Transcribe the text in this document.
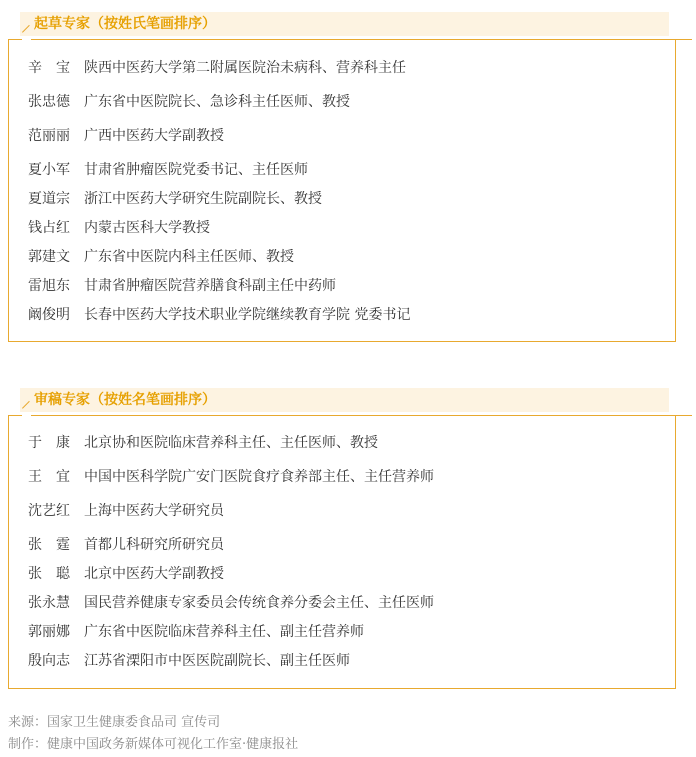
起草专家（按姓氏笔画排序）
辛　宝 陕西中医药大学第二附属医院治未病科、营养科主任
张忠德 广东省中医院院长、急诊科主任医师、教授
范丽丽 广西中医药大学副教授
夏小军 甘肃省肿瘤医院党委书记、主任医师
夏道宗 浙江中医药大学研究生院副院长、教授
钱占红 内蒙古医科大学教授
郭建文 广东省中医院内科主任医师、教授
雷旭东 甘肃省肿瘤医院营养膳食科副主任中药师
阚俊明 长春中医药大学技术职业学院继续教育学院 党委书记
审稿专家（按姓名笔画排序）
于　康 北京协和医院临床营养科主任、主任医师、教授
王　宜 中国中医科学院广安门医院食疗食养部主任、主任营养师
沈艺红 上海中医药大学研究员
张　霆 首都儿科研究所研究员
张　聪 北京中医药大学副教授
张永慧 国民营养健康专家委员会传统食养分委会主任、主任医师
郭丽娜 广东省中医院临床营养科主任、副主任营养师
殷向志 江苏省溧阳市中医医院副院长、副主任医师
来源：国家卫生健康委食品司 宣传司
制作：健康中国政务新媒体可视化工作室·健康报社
--------------------------------------------------
*Instructions to follow*
In your copy of the records, include no pictures; repeat everything else exactly.

*Result of this exercise*
Transcribe the text in this document.
起草专家（按姓氏笔画排序）
辛　宝 陕西中医药大学第二附属医院治未病科、营养科主任
张忠德 广东省中医院院长、急诊科主任医师、教授
范丽丽 广西中医药大学副教授
夏小军 甘肃省肿瘤医院党委书记、主任医师
夏道宗 浙江中医药大学研究生院副院长、教授
钱占红 内蒙古医科大学教授
郭建文 广东省中医院内科主任医师、教授
雷旭东 甘肃省肿瘤医院营养膳食科副主任中药师
阚俊明 长春中医药大学技术职业学院继续教育学院 党委书记
审稿专家（按姓名笔画排序）
于　康 北京协和医院临床营养科主任、主任医师、教授
王　宜 中国中医科学院广安门医院食疗食养部主任、主任营养师
沈艺红 上海中医药大学研究员
张　霆 首都儿科研究所研究员
张　聪 北京中医药大学副教授
张永慧 国民营养健康专家委员会传统食养分委会主任、主任医师
郭丽娜 广东省中医院临床营养科主任、副主任营养师
殷向志 江苏省溧阳市中医医院副院长、副主任医师
来源：国家卫生健康委食品司 宣传司
制作：健康中国政务新媒体可视化工作室·健康报社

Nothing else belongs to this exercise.